STATED PROBLEM: Exactly reproduce all the records, keeping pictures out of the copy.

Stored records:
--*--

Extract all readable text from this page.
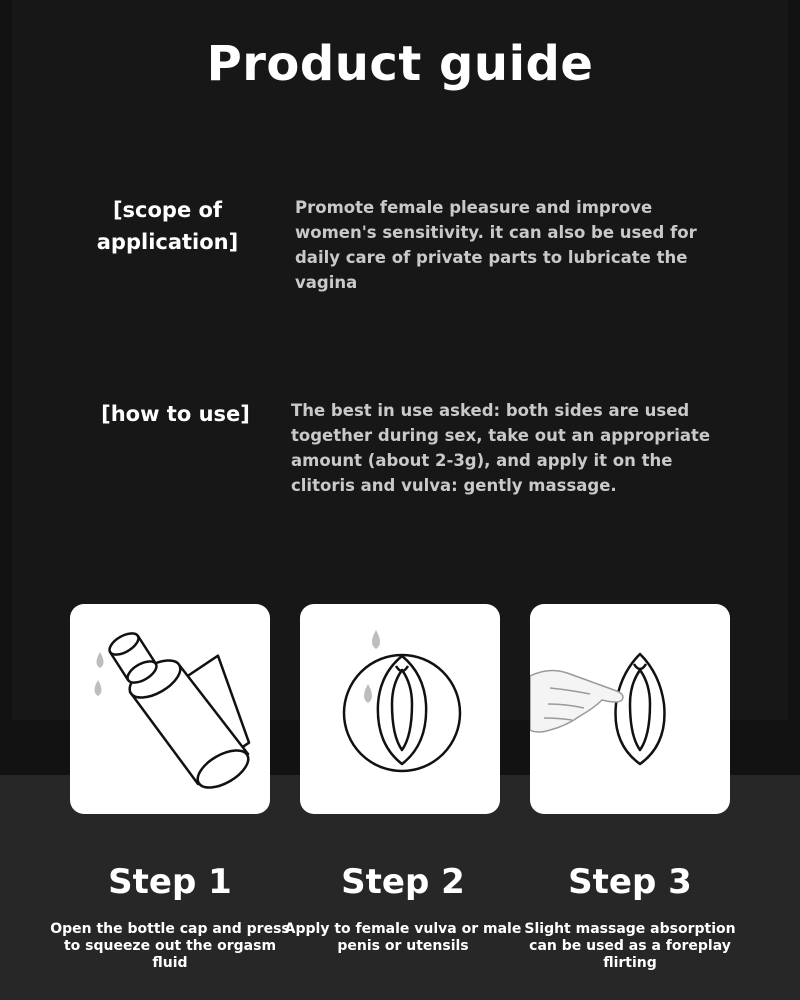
Product guide
[scope of application]
Promote female pleasure and improve women's sensitivity. it can also be used for daily care of private parts to lubricate the vagina
[how to use]	The best in use asked: both sides are used together during sex, take out an appropriate amount (about 2-3g), and apply it on the clitoris and vulva: gently massage.
Step 1
Open the bottle cap and press to squeeze out the orgasm fluid
Step 2
Apply to female vulva or male penis or utensils
Step 3
Slight massage absorption can be used as a foreplay flirting
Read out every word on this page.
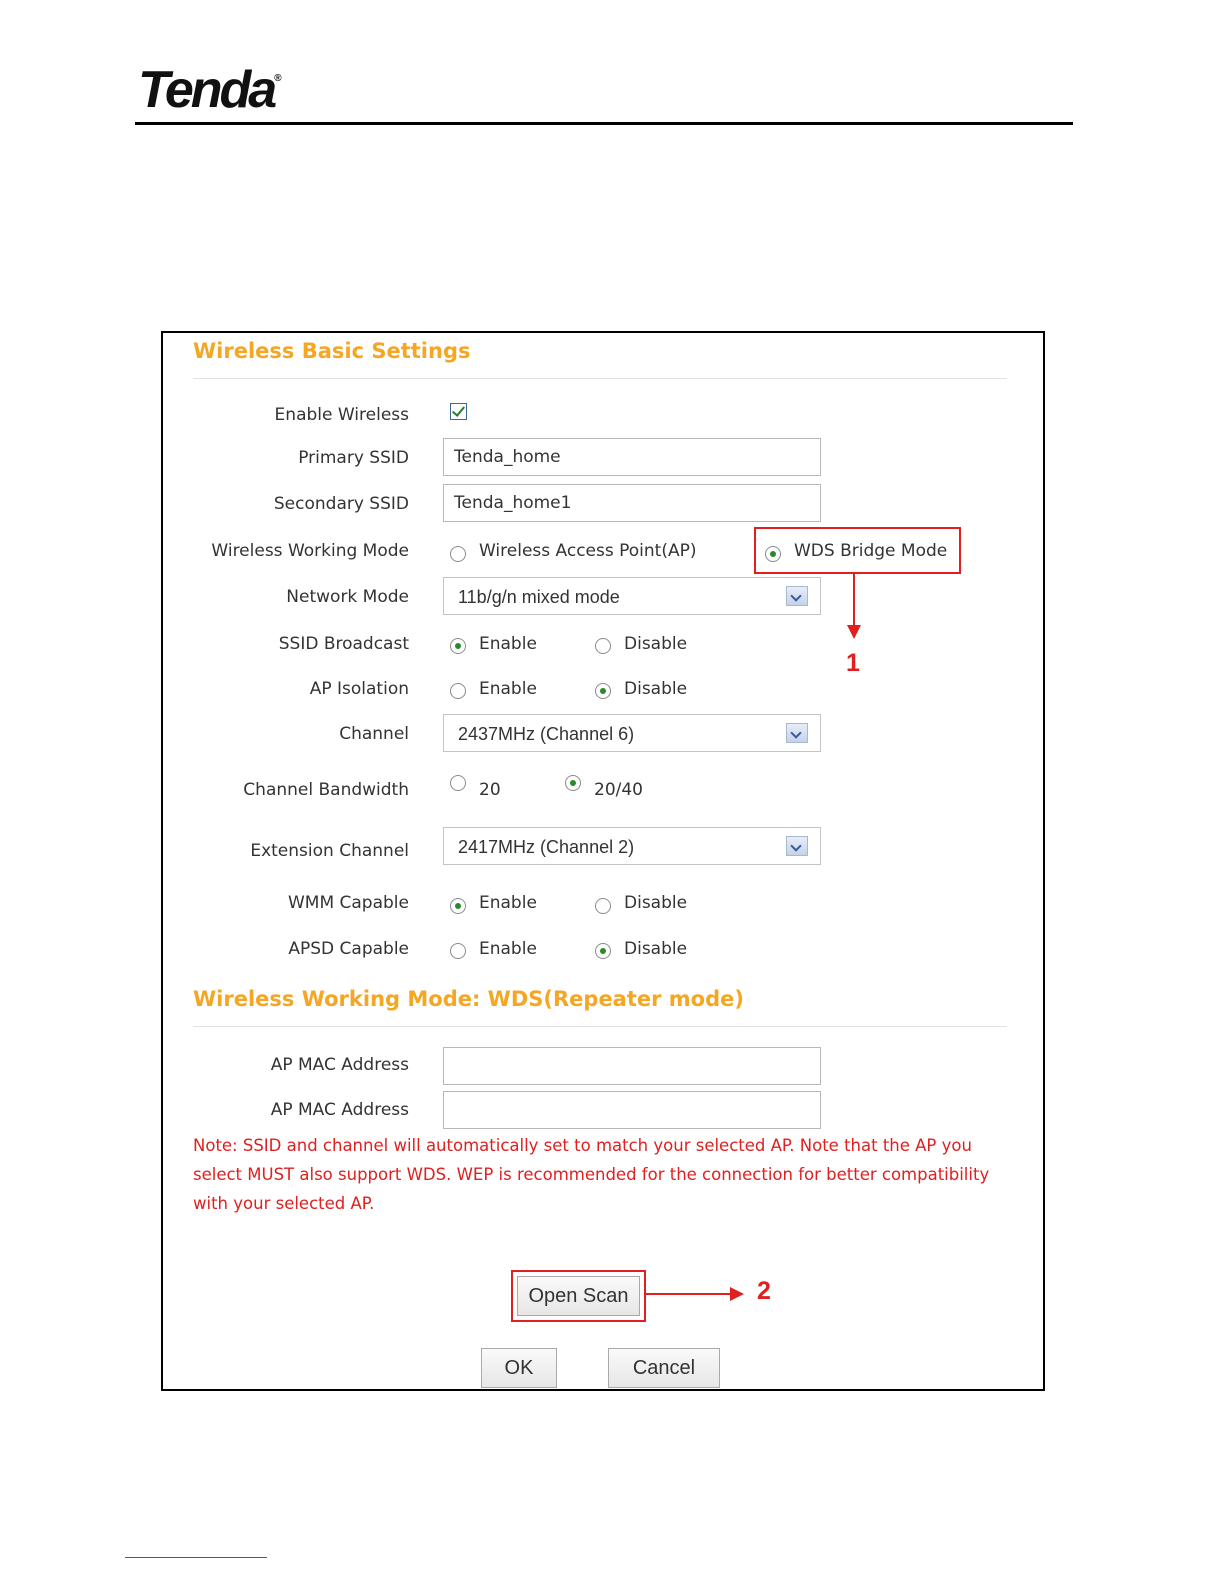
Tenda®
Wireless Basic Settings
Enable Wireless
Primary SSID	Tenda_home
Secondary SSID	Tenda_home1
Wireless Working Mode	Wireless Access Point(AP)	WDS Bridge Mode
1
Network Mode	11b/g/n mixed mode
SSID Broadcast	Enable	Disable
AP Isolation	Enable	Disable
Channel	2437MHz (Channel 6)
Channel Bandwidth	20	20/40
Extension Channel	2417MHz (Channel 2)
WMM Capable	Enable	Disable
APSD Capable	Enable	Disable
Wireless Working Mode: WDS(Repeater mode)
AP MAC Address
AP MAC Address
Note: SSID and channel will automatically set to match your selected AP. Note that the AP you select MUST also support WDS. WEP is recommended for the connection for better compatibility with your selected AP.
Open Scan	2
OK	Cancel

--*--

THE RESPONSE:
Extract all readable text from this page.
Product guide
[scope of application]
Promote female pleasure and improve women's sensitivity. it can also be used for daily care of private parts to lubricate the vagina
[how to use]	The best in use asked: both sides are used together during sex, take out an appropriate amount (about 2-3g), and apply it on the clitoris and vulva: gently massage.
Step 1
Open the bottle cap and press to squeeze out the orgasm fluid
Step 2
Apply to female vulva or male penis or utensils
Step 3
Slight massage absorption can be used as a foreplay flirting
Read out every word on this page.
Tenda®
Wireless Basic Settings
Enable Wireless
Primary SSID	Tenda_home
Secondary SSID	Tenda_home1
Wireless Working Mode	Wireless Access Point(AP)	WDS Bridge Mode
1
Network Mode	11b/g/n mixed mode
SSID Broadcast	Enable	Disable
AP Isolation	Enable	Disable
Channel	2437MHz (Channel 6)
Channel Bandwidth	20	20/40
Extension Channel	2417MHz (Channel 2)
WMM Capable	Enable	Disable
APSD Capable	Enable	Disable
Wireless Working Mode: WDS(Repeater mode)
AP MAC Address
AP MAC Address
Note: SSID and channel will automatically set to match your selected AP. Note that the AP you select MUST also support WDS. WEP is recommended for the connection for better compatibility with your selected AP.
Open Scan	2
OK	Cancel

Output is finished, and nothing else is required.